### Extracted entries
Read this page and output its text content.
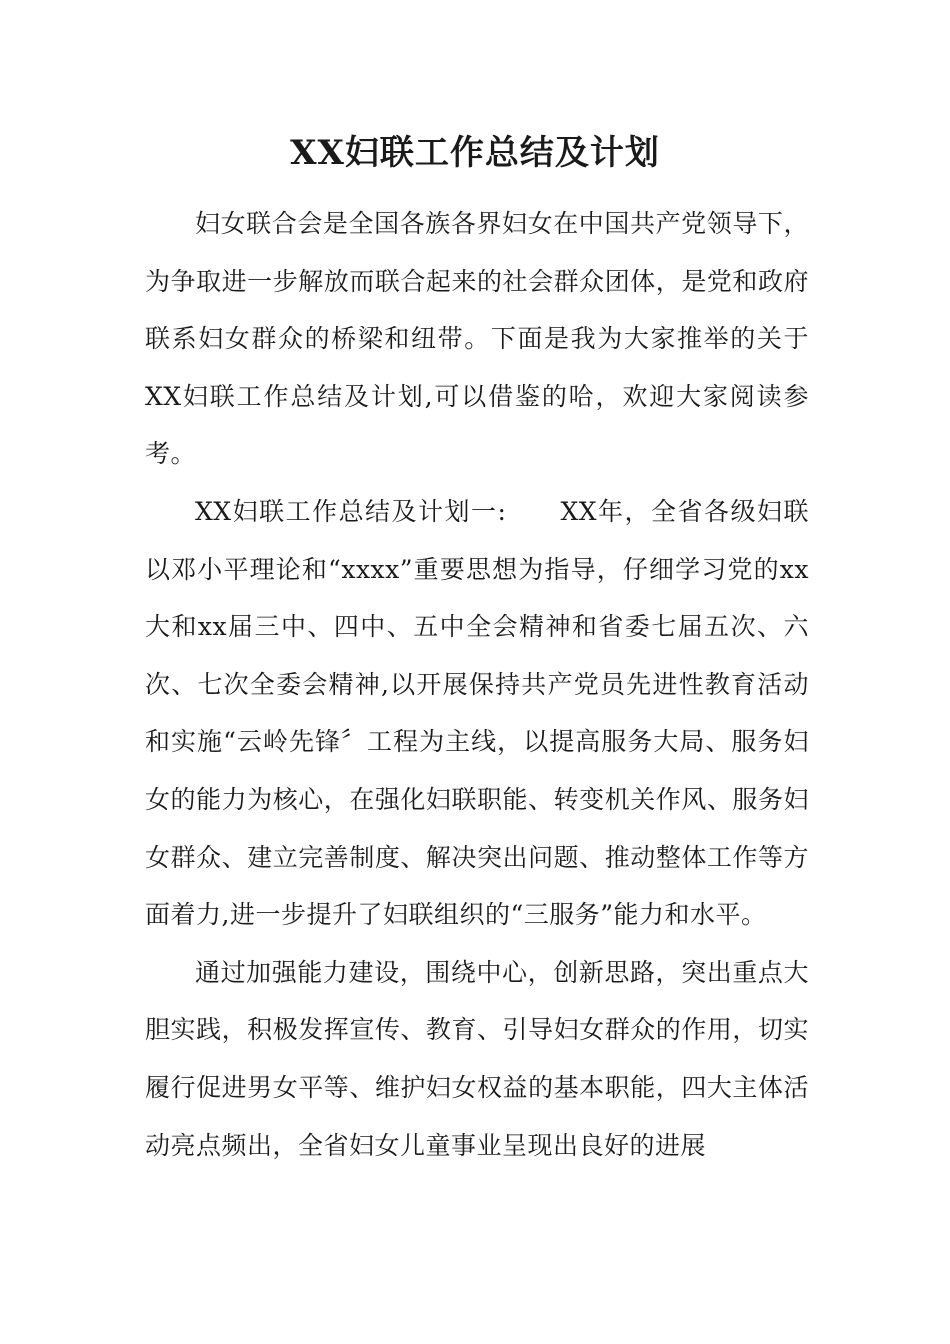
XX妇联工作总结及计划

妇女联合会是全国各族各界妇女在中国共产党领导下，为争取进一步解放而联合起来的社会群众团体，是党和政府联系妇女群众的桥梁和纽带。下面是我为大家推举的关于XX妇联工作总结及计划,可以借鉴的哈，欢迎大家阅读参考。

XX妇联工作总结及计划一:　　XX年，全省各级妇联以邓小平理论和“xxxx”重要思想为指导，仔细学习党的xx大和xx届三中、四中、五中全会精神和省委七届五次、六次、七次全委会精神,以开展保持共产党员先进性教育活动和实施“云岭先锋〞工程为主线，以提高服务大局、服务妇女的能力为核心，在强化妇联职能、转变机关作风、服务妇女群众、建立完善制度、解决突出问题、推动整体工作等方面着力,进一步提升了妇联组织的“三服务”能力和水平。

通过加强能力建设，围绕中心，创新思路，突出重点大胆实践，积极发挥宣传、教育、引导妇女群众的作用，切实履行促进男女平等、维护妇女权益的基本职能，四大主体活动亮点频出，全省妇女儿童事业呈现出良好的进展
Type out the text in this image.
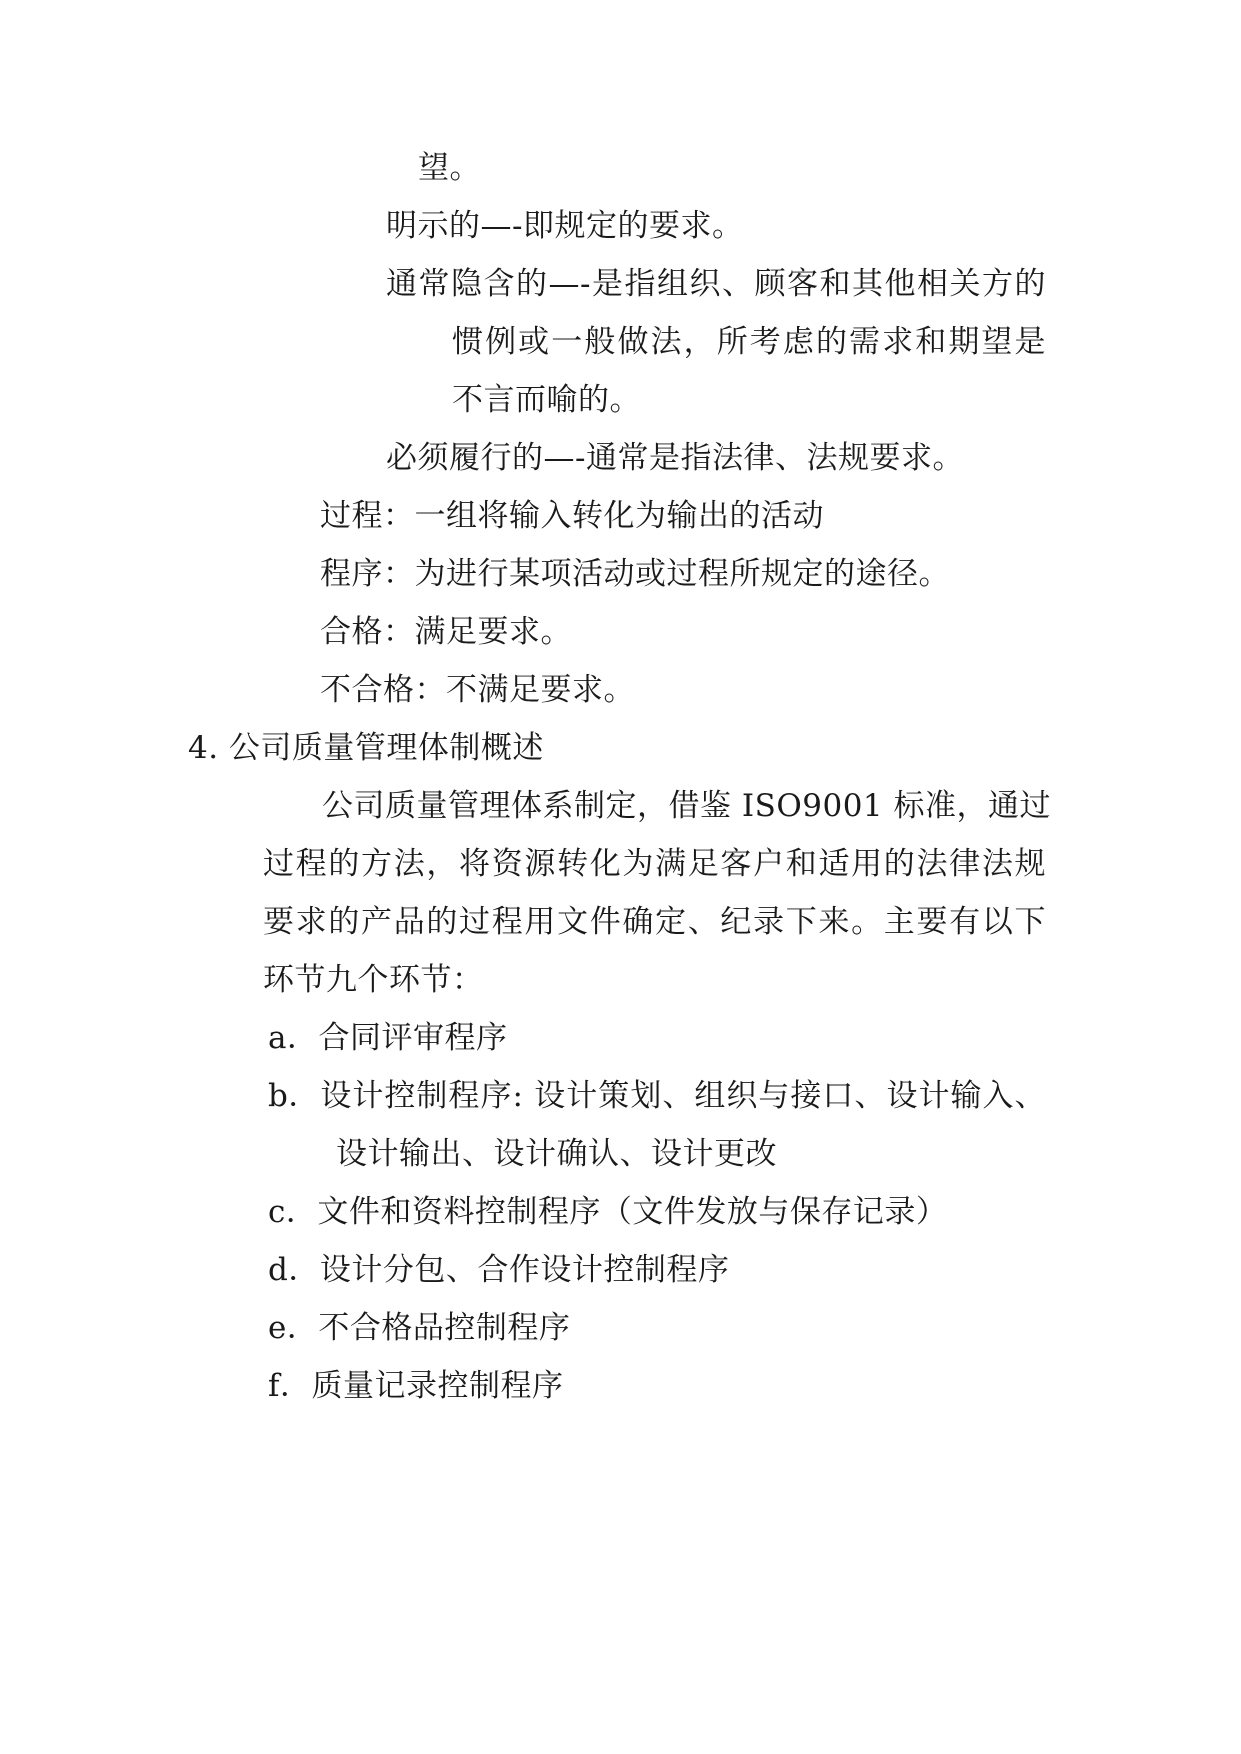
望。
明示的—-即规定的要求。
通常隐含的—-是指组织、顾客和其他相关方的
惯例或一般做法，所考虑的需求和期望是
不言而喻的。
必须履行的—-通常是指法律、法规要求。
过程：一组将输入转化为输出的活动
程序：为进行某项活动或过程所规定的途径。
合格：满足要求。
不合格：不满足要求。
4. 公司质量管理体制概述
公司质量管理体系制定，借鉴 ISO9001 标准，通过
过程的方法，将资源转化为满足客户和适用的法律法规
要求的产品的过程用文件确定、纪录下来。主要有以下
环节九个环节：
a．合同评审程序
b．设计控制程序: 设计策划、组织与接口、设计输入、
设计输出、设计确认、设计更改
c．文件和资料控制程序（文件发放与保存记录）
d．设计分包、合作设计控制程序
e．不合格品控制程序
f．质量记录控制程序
* * *
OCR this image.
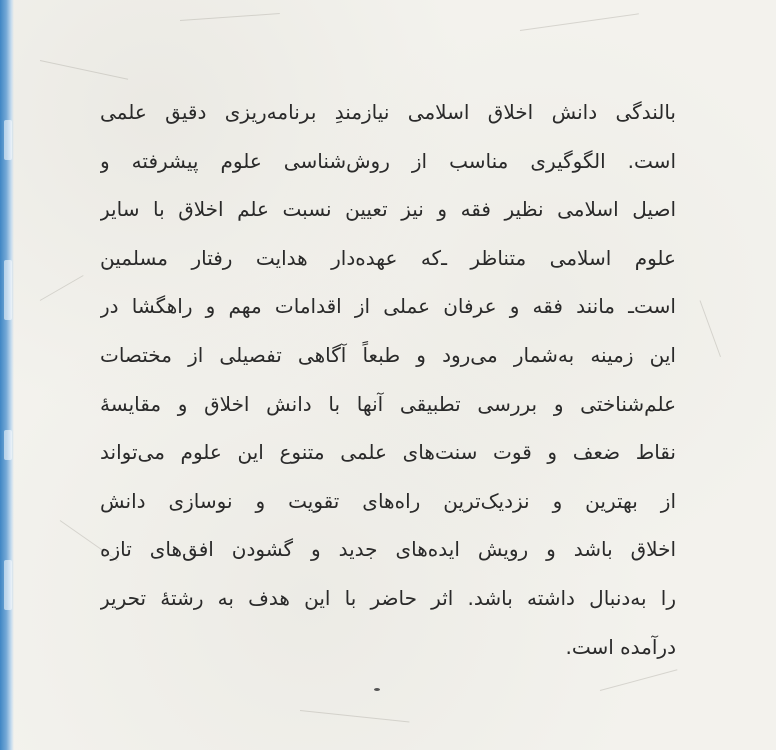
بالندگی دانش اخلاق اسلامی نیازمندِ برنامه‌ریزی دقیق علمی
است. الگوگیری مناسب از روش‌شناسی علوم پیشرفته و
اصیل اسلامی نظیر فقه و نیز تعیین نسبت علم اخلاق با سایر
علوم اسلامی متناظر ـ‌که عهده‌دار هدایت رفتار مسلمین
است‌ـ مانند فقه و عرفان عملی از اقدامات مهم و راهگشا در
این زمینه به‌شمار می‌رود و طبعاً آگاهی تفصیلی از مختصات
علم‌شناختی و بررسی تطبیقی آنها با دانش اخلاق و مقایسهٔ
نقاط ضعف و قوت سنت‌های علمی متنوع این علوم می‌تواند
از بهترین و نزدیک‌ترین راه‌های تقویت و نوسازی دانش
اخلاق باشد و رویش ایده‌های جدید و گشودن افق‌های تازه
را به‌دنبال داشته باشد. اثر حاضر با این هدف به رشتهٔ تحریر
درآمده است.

### Problem statement
Look through the records and gather each line with the word "text".

### Answer in full
Read this page and output its text content.
Type out the text in this image.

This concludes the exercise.